» ANGABEN ZUR AUFGABE: Geben Sie die Einträge erneut wortgetreu wieder, beginnend mit der ersten Zeile bis einschließlich der Zeile mit „measurement-point [416,201,422,206]“.

» ARBEITSMATERIAL:
◆ ◆ ◆ ◆ ◆ ◆ ◆

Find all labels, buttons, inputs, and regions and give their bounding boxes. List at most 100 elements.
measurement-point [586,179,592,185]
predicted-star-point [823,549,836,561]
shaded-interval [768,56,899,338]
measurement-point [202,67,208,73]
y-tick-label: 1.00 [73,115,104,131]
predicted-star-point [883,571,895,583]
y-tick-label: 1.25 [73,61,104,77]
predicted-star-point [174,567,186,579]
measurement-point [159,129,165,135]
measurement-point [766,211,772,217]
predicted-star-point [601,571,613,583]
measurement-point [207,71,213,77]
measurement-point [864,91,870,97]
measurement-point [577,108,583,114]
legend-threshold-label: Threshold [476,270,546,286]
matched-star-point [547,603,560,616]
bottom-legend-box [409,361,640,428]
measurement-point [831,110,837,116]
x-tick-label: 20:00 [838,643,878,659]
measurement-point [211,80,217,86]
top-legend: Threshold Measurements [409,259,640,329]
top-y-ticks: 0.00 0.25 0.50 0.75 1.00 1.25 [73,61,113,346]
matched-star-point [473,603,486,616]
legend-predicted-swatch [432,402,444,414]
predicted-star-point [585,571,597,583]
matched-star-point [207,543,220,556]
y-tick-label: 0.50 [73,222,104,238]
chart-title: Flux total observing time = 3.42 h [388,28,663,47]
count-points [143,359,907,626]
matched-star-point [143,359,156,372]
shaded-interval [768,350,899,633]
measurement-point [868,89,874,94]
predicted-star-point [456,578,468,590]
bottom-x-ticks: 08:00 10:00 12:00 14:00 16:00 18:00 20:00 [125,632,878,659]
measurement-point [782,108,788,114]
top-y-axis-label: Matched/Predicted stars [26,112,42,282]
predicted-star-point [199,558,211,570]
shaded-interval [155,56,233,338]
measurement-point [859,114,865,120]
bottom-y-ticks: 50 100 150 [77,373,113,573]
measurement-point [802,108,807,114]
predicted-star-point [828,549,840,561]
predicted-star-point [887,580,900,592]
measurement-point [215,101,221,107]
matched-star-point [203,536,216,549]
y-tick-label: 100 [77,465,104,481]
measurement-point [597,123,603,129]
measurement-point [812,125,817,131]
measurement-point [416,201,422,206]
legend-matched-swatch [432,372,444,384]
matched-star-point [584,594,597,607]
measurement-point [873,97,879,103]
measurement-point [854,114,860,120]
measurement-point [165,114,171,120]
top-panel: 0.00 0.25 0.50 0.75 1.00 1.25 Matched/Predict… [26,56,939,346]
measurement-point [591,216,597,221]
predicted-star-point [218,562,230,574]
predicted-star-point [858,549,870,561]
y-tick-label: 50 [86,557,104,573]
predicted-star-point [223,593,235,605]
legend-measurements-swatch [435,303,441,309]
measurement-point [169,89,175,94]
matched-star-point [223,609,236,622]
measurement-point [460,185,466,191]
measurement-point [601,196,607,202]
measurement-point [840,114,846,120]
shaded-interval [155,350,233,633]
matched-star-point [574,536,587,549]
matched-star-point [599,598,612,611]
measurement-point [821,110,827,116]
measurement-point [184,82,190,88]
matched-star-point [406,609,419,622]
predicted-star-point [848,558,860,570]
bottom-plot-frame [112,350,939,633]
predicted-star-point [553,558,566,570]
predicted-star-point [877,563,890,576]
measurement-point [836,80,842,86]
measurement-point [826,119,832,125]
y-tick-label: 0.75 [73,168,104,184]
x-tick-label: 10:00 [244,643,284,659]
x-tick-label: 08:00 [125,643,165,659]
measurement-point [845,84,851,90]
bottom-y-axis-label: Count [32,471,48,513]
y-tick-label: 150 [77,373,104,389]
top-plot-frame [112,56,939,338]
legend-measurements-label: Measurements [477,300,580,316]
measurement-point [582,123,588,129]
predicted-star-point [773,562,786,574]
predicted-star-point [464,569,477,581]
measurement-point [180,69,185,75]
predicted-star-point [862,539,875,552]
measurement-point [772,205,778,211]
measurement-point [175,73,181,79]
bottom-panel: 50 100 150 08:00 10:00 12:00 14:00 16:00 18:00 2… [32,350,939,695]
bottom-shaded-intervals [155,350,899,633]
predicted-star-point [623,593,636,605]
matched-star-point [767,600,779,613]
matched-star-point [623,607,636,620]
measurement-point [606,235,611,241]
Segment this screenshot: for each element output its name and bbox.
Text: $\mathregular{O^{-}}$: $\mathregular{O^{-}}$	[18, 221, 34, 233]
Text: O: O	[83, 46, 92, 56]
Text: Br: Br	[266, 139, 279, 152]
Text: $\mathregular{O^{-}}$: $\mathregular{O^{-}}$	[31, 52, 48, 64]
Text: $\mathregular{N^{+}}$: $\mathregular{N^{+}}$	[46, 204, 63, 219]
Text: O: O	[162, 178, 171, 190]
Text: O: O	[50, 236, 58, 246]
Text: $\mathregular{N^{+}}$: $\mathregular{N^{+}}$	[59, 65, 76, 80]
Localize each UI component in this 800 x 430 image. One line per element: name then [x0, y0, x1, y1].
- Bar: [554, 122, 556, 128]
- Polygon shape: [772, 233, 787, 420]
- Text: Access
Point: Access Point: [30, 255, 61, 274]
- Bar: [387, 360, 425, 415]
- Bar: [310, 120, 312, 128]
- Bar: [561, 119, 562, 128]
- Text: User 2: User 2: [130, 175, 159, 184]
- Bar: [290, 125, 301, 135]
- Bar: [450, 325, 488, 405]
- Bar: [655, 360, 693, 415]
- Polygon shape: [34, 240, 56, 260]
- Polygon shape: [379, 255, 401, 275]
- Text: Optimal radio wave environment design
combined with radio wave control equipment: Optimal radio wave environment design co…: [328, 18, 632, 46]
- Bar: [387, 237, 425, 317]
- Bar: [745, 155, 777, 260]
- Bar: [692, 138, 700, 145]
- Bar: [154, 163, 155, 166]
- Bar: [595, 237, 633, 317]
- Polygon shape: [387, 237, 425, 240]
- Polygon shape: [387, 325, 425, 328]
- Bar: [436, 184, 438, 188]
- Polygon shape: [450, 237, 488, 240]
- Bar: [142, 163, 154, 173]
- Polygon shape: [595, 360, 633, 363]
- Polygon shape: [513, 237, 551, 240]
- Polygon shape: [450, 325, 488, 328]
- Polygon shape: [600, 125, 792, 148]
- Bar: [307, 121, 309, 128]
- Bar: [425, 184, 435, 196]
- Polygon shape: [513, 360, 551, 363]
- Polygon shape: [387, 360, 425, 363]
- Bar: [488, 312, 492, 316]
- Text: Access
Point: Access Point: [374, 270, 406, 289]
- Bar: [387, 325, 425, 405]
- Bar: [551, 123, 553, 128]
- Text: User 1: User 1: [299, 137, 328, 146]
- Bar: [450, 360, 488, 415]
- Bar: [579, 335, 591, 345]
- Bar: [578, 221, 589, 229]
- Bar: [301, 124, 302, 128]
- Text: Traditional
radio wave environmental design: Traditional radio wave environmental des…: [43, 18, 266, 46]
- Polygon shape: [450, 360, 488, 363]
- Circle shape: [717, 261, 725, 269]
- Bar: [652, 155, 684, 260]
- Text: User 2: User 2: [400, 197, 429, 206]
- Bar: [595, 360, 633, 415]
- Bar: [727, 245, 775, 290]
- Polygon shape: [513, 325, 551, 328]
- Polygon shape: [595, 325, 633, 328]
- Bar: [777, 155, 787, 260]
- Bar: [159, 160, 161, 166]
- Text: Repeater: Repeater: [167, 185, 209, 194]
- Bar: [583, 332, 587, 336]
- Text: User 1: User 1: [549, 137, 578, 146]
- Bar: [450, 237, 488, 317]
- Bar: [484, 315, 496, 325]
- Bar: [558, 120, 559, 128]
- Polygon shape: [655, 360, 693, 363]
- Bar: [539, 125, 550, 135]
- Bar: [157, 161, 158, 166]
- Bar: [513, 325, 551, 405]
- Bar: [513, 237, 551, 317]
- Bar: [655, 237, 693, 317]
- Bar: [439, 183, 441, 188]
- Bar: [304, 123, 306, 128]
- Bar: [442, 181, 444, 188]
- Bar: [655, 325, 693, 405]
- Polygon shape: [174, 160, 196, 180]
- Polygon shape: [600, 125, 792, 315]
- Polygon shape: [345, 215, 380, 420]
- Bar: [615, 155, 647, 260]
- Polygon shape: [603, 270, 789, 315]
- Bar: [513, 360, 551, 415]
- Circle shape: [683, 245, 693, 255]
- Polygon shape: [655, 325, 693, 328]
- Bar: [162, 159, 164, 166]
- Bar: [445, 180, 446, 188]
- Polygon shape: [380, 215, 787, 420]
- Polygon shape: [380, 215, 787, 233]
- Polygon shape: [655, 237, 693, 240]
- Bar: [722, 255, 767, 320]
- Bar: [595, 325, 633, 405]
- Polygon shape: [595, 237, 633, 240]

◆ ◆ ◆ ◆ ◆ ◆ ◆

» ERGEBNIS DER AUFGABE:
Find all labels, buttons, inputs, and regions and give their bounding boxes. List at most 100 elements.
measurement-point [586,179,592,185]
predicted-star-point [823,549,836,561]
shaded-interval [768,56,899,338]
measurement-point [202,67,208,73]
y-tick-label: 1.00 [73,115,104,131]
predicted-star-point [883,571,895,583]
y-tick-label: 1.25 [73,61,104,77]
predicted-star-point [174,567,186,579]
measurement-point [159,129,165,135]
measurement-point [766,211,772,217]
predicted-star-point [601,571,613,583]
measurement-point [207,71,213,77]
measurement-point [864,91,870,97]
measurement-point [577,108,583,114]
legend-threshold-label: Threshold [476,270,546,286]
matched-star-point [547,603,560,616]
bottom-legend-box [409,361,640,428]
measurement-point [831,110,837,116]
x-tick-label: 20:00 [838,643,878,659]
measurement-point [211,80,217,86]
top-legend: Threshold Measurements [409,259,640,329]
top-y-ticks: 0.00 0.25 0.50 0.75 1.00 1.25 [73,61,113,346]
matched-star-point [473,603,486,616]
legend-predicted-swatch [432,402,444,414]
predicted-star-point [585,571,597,583]
matched-star-point [207,543,220,556]
y-tick-label: 0.50 [73,222,104,238]
chart-title: Flux total observing time = 3.42 h [388,28,663,47]
count-points [143,359,907,626]
matched-star-point [143,359,156,372]
shaded-interval [768,350,899,633]
measurement-point [868,89,874,94]
predicted-star-point [456,578,468,590]
bottom-x-ticks: 08:00 10:00 12:00 14:00 16:00 18:00 20:00 [125,632,878,659]
measurement-point [782,108,788,114]
top-y-axis-label: Matched/Predicted stars [26,112,42,282]
predicted-star-point [199,558,211,570]
shaded-interval [155,56,233,338]
measurement-point [859,114,865,120]
bottom-y-ticks: 50 100 150 [77,373,113,573]
measurement-point [802,108,807,114]
predicted-star-point [828,549,840,561]
predicted-star-point [887,580,900,592]
measurement-point [215,101,221,107]
matched-star-point [203,536,216,549]
y-tick-label: 100 [77,465,104,481]
measurement-point [597,123,603,129]
measurement-point [812,125,817,131]
measurement-point [416,201,422,206]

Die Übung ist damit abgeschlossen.